PROBLEM — Skip the pictures. Repeat everything else in the records word for word.

Records about charts and figures —
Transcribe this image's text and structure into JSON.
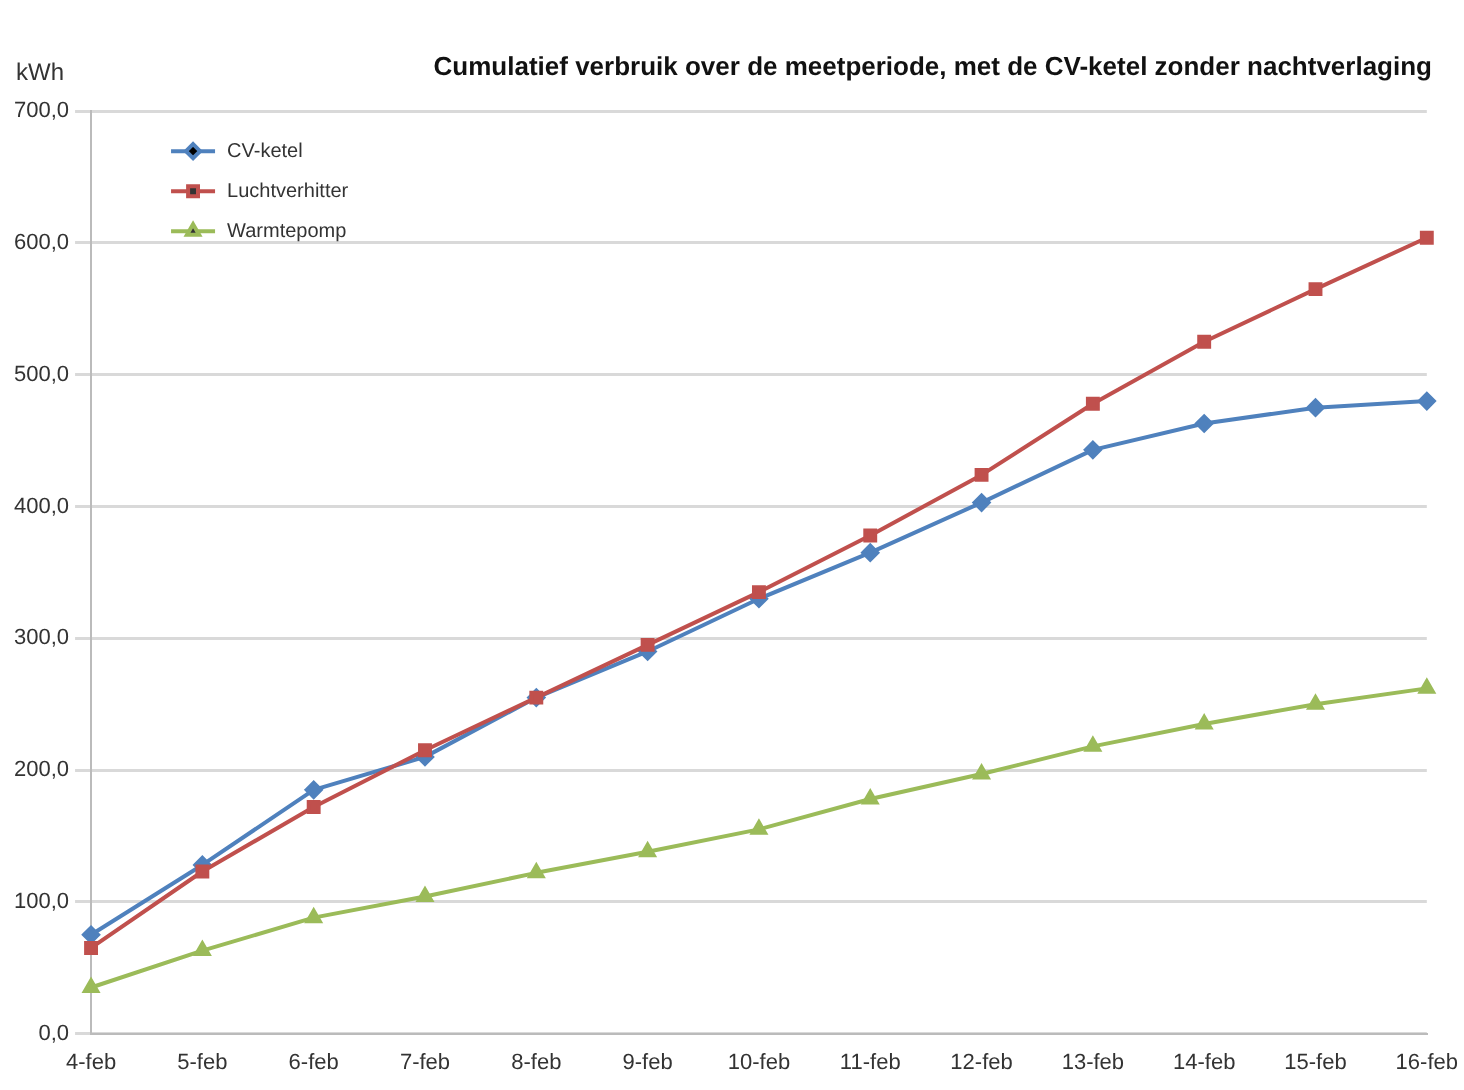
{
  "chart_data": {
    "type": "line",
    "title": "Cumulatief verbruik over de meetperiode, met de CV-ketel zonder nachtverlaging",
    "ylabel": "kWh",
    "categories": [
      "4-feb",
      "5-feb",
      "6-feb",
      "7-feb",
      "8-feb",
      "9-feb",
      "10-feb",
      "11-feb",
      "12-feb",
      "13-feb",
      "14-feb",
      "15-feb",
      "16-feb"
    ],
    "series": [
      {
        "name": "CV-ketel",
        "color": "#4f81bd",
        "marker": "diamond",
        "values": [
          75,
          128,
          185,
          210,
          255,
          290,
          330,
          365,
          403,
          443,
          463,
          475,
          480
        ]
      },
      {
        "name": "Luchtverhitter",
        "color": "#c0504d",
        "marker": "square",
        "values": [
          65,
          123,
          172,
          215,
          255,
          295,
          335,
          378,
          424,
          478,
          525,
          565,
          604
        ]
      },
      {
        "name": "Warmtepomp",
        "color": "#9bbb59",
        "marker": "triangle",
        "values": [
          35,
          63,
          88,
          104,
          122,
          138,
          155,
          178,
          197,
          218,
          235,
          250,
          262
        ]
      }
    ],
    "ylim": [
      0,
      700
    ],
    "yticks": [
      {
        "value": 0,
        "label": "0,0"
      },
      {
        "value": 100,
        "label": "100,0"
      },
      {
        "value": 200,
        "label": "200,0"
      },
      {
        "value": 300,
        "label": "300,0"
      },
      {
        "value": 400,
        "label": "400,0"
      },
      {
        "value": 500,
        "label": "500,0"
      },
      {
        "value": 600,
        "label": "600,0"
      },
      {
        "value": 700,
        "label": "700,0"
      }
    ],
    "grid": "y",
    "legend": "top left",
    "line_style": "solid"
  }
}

TASK OUTPUT —
Transcribe this image's text and structure into JSON.
{
  "chart_data": {
    "type": "line",
    "title": "Cumulatief verbruik over de meetperiode, met de CV-ketel zonder nachtverlaging",
    "ylabel": "kWh",
    "categories": [
      "4-feb",
      "5-feb",
      "6-feb",
      "7-feb",
      "8-feb",
      "9-feb",
      "10-feb",
      "11-feb",
      "12-feb",
      "13-feb",
      "14-feb",
      "15-feb",
      "16-feb"
    ],
    "series": [
      {
        "name": "CV-ketel",
        "color": "#4f81bd",
        "marker": "diamond",
        "values": [
          75,
          128,
          185,
          210,
          255,
          290,
          330,
          365,
          403,
          443,
          463,
          475,
          480
        ]
      },
      {
        "name": "Luchtverhitter",
        "color": "#c0504d",
        "marker": "square",
        "values": [
          65,
          123,
          172,
          215,
          255,
          295,
          335,
          378,
          424,
          478,
          525,
          565,
          604
        ]
      },
      {
        "name": "Warmtepomp",
        "color": "#9bbb59",
        "marker": "triangle",
        "values": [
          35,
          63,
          88,
          104,
          122,
          138,
          155,
          178,
          197,
          218,
          235,
          250,
          262
        ]
      }
    ],
    "ylim": [
      0,
      700
    ],
    "yticks": [
      {
        "value": 0,
        "label": "0,0"
      },
      {
        "value": 100,
        "label": "100,0"
      },
      {
        "value": 200,
        "label": "200,0"
      },
      {
        "value": 300,
        "label": "300,0"
      },
      {
        "value": 400,
        "label": "400,0"
      },
      {
        "value": 500,
        "label": "500,0"
      },
      {
        "value": 600,
        "label": "600,0"
      },
      {
        "value": 700,
        "label": "700,0"
      }
    ],
    "grid": "y",
    "legend": "top left",
    "line_style": "solid"
  }
}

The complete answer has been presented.